EXERCISE GOAL: State the number of lines that contain "计划的通知", with no other text.

RECORD EXTRACTS:
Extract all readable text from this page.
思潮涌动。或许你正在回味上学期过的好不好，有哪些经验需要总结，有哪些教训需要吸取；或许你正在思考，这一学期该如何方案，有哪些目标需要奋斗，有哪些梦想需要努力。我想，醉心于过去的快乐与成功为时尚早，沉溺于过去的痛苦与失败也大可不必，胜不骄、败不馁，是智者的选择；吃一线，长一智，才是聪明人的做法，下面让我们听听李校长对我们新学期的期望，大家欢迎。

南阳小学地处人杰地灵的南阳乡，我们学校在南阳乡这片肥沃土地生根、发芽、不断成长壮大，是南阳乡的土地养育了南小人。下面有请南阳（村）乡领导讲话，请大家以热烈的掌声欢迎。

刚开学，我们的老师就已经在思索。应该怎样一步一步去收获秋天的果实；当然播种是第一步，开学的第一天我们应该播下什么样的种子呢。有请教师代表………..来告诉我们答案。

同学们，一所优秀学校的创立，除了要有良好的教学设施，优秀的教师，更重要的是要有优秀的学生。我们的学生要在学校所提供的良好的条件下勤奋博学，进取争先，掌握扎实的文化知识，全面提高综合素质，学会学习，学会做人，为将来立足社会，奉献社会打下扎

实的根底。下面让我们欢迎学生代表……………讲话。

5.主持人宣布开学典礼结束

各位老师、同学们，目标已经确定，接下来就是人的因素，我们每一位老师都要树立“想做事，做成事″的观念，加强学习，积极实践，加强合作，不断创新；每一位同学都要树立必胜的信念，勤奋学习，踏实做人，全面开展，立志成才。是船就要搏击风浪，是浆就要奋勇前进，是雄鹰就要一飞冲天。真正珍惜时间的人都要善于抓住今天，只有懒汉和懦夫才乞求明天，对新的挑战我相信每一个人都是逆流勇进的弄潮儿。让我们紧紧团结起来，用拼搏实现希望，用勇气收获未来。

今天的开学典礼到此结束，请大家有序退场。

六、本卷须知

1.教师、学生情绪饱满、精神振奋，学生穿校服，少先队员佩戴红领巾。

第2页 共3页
...
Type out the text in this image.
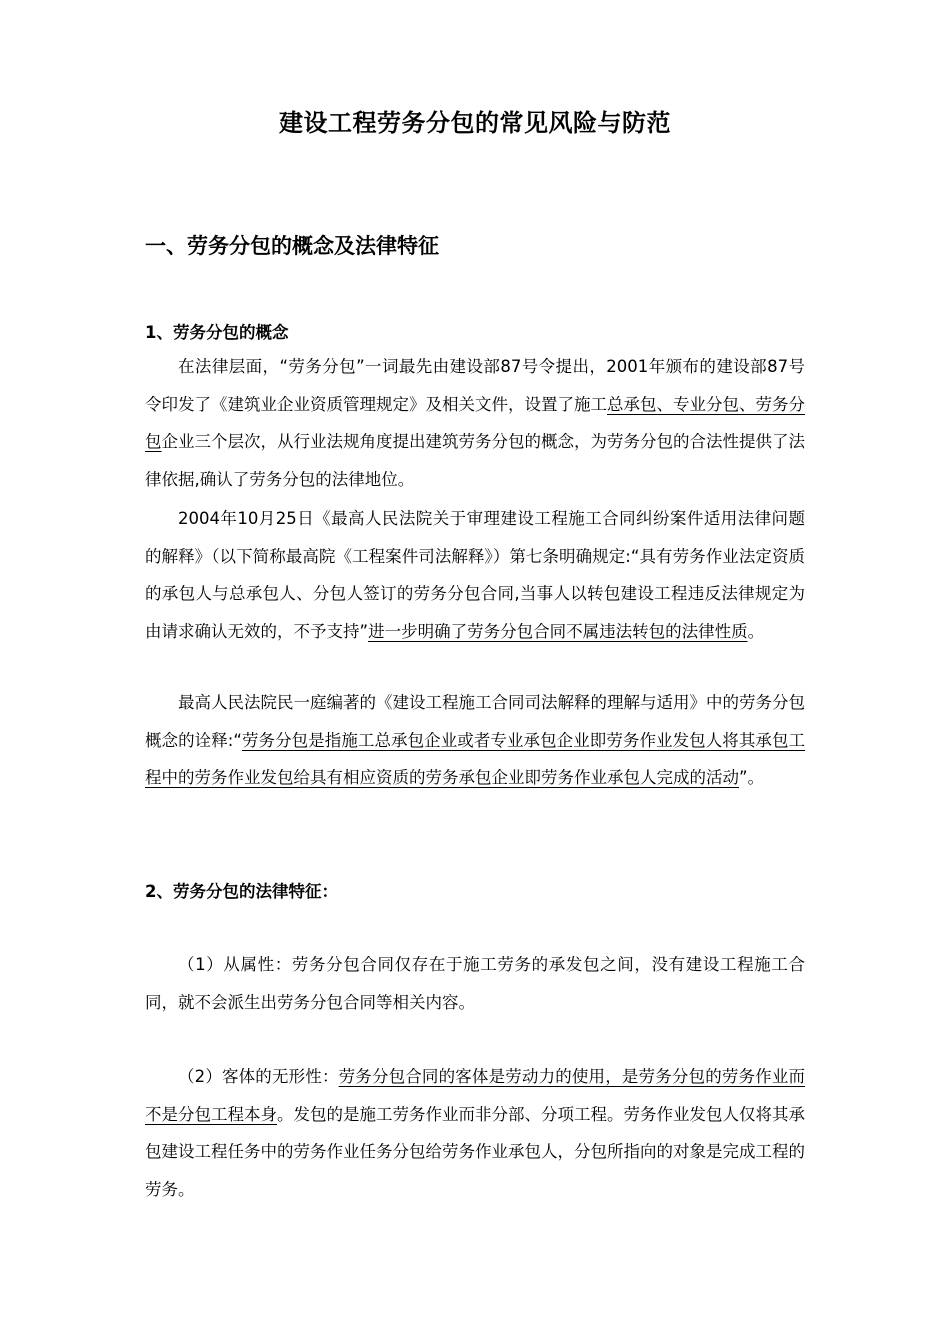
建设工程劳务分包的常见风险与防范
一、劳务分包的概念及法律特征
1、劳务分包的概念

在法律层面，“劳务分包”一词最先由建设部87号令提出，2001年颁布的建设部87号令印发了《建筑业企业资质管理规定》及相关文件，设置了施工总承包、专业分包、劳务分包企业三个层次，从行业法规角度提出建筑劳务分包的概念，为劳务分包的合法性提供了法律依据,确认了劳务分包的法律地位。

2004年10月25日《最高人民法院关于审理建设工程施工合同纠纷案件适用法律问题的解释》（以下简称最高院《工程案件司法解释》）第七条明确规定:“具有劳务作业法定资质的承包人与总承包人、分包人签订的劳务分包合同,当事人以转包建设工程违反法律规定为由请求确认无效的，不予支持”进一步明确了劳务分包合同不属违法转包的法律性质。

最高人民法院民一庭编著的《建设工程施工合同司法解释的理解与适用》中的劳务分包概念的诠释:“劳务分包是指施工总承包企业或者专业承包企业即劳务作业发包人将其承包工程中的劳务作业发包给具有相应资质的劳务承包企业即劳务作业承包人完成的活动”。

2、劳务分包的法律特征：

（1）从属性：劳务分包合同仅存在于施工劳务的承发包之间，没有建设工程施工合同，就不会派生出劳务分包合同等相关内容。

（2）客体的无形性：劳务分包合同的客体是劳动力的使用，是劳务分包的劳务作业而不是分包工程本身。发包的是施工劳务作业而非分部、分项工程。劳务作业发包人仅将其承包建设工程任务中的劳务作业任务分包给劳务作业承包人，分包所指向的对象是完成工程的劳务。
...
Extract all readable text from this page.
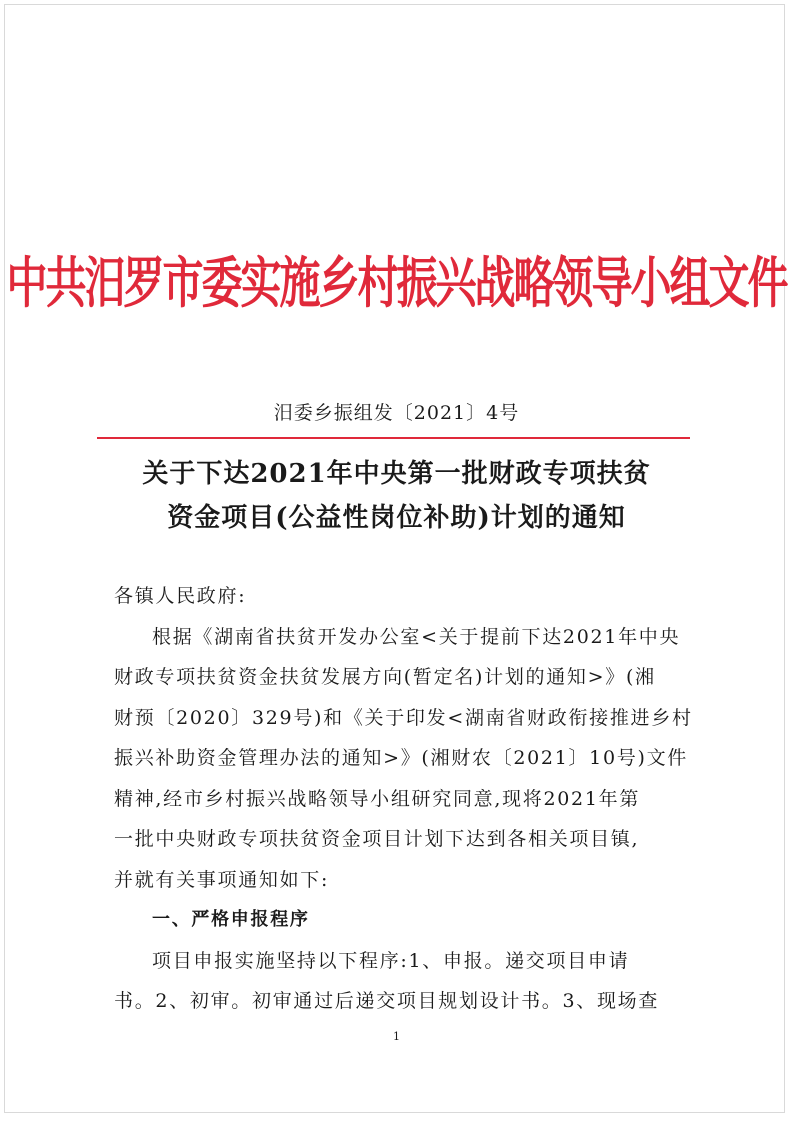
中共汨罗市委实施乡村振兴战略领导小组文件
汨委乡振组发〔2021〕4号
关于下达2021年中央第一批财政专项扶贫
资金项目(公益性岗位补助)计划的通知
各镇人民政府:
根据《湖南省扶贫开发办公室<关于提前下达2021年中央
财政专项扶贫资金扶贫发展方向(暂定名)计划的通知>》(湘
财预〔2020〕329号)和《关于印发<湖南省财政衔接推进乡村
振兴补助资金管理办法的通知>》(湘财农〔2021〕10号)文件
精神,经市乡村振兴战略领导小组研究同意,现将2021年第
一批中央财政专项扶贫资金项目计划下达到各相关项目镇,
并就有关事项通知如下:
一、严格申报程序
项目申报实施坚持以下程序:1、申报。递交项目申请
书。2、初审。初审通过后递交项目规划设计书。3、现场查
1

CORRECT ANSWER: 2